(Records supplied)
━━━━━━━━━━━━━━━━━━━━━━━━━━━━━━

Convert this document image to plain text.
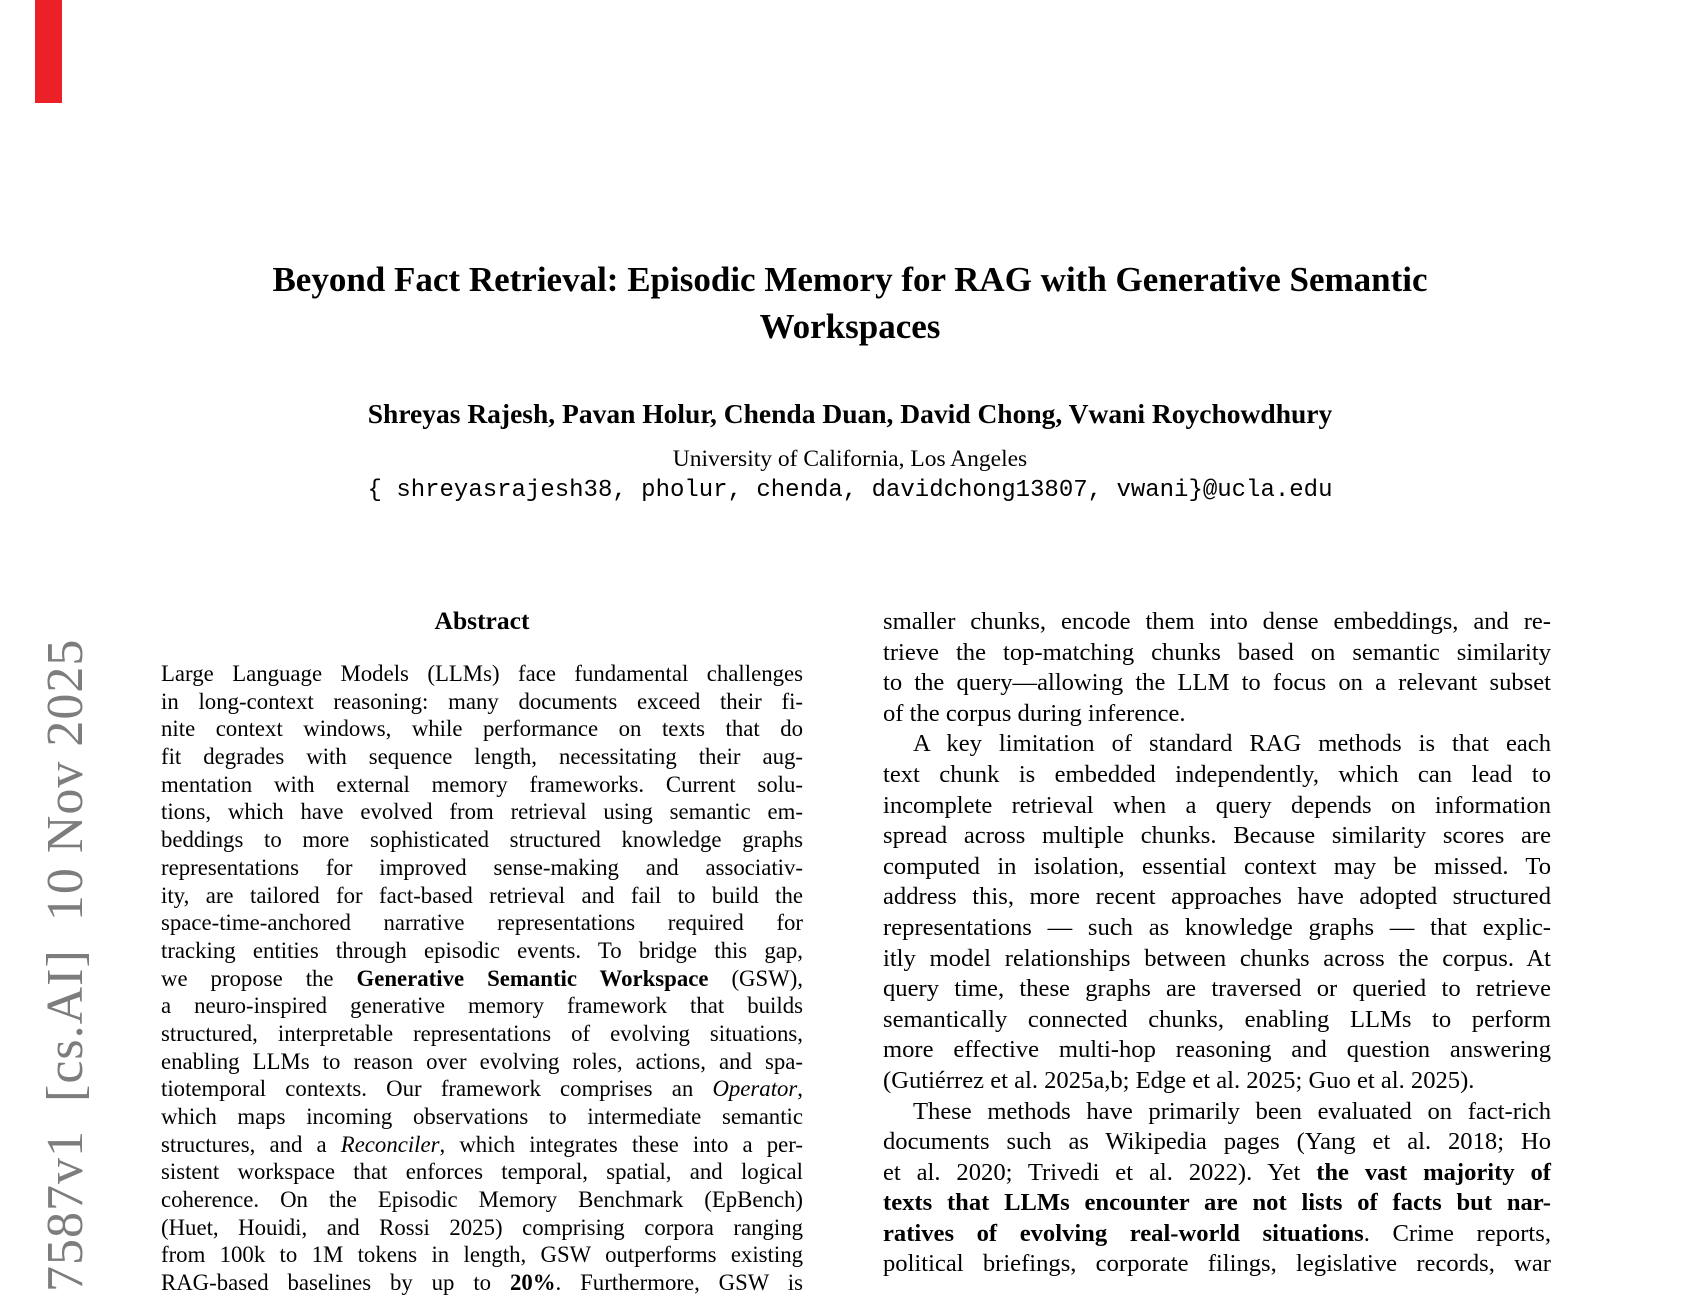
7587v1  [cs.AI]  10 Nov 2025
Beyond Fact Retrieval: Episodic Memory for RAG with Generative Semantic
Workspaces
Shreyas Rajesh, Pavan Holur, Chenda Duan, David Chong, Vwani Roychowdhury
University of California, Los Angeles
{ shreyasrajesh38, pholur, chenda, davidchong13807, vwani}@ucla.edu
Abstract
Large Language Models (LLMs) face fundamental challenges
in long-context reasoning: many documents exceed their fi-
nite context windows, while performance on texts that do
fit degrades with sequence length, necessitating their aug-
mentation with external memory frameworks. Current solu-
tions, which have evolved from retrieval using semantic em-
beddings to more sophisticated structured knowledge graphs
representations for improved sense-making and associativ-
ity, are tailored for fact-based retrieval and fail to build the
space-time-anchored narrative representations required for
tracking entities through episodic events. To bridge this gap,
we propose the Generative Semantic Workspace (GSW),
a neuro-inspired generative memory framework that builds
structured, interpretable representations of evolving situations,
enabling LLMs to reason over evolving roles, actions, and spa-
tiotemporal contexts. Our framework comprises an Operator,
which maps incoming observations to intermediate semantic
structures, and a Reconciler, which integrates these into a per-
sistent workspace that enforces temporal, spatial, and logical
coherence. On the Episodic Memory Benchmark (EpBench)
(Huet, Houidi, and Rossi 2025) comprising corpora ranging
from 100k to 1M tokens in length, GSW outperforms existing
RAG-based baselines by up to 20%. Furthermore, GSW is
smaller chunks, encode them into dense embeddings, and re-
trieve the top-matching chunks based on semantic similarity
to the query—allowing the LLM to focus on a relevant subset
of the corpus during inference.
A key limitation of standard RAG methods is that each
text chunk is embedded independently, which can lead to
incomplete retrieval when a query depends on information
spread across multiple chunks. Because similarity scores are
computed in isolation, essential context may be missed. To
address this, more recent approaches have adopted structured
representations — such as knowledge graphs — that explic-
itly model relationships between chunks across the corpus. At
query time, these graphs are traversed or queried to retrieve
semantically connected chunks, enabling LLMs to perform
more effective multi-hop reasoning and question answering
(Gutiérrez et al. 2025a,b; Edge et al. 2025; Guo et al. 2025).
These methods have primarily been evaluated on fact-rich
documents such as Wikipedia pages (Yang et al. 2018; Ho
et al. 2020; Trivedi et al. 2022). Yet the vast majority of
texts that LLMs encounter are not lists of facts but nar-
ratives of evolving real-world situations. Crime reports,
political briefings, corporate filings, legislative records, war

━━━━━━━━━━━━━━━━━━━━━━━━━━━━━━

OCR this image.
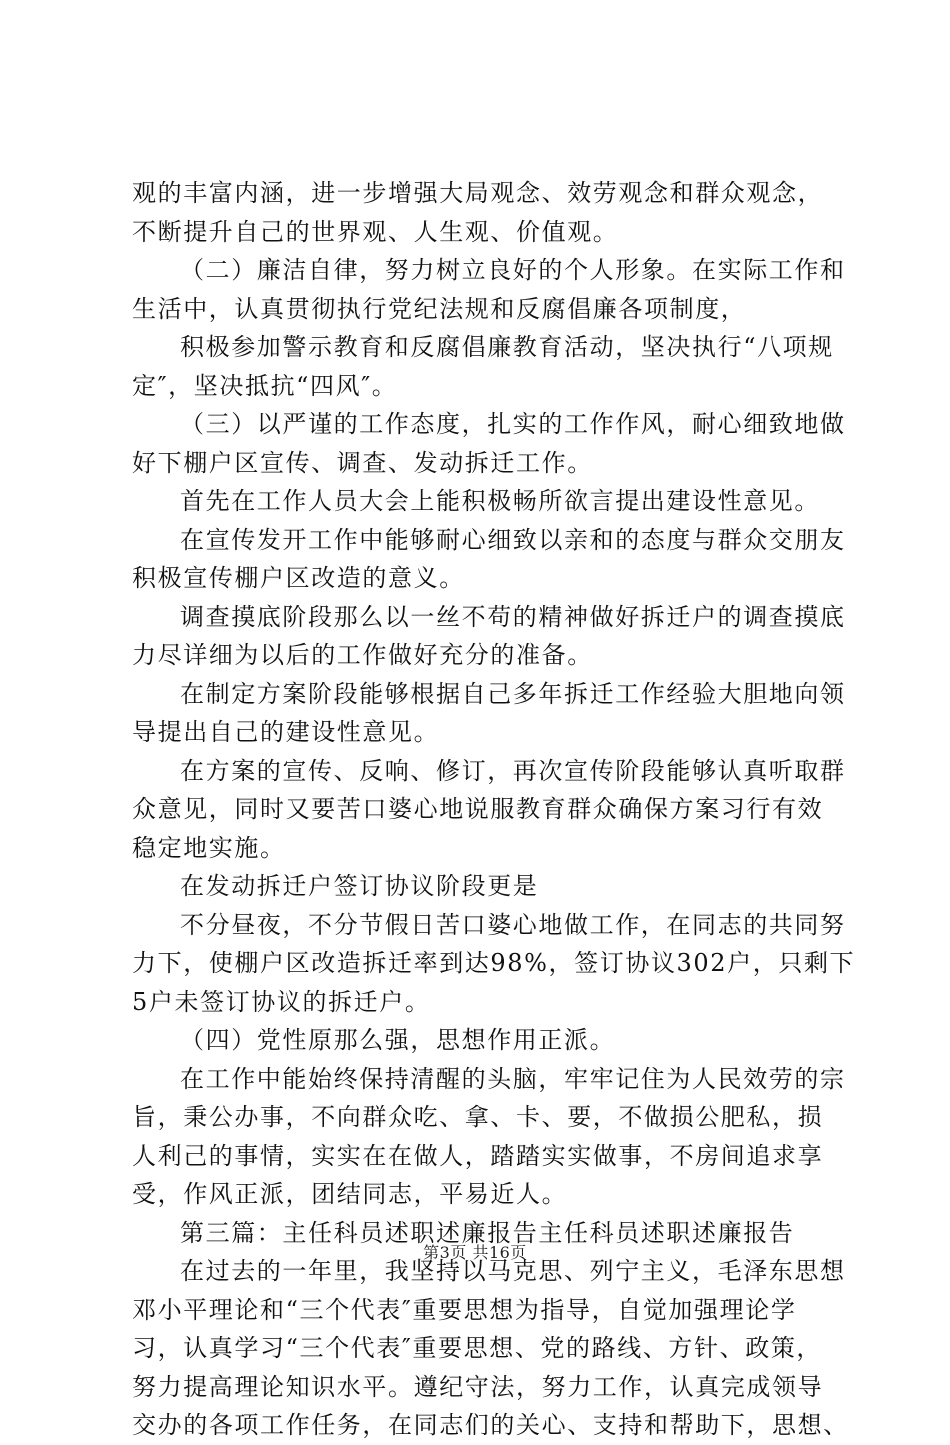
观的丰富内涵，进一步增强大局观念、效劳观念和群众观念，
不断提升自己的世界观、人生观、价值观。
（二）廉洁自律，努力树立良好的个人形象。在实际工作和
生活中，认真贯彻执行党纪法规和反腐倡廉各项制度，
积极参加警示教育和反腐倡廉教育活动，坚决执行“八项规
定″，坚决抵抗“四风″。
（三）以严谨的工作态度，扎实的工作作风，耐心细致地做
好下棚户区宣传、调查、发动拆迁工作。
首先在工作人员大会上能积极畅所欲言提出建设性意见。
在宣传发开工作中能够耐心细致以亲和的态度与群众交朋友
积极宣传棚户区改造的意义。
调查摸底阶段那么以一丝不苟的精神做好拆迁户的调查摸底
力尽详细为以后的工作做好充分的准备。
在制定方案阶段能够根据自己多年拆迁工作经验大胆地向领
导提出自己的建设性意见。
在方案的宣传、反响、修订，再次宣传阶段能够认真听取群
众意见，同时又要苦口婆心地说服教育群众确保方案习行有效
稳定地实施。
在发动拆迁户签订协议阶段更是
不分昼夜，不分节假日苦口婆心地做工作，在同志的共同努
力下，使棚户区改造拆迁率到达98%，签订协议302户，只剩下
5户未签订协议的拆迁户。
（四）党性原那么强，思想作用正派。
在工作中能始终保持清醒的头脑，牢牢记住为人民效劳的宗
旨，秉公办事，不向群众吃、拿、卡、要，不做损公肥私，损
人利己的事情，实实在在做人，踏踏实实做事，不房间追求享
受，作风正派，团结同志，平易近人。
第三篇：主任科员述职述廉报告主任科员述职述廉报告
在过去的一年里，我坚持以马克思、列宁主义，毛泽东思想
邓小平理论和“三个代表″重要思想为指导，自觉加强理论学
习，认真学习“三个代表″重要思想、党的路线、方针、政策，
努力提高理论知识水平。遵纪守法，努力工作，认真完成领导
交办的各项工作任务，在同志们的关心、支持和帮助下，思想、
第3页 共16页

━━━━━━━━━━━━━━━━━━━━━━━━━━━━━━

(Exercise objective)
Sift the material for lines with the string "LLMs". Copy each one found.

(Correct answer)
Large Language Models (LLMs) face fundamental challenges
enabling LLMs to reason over evolving roles, actions, and spa-
semantically connected chunks, enabling LLMs to perform
texts that LLMs encounter are not lists of facts but nar-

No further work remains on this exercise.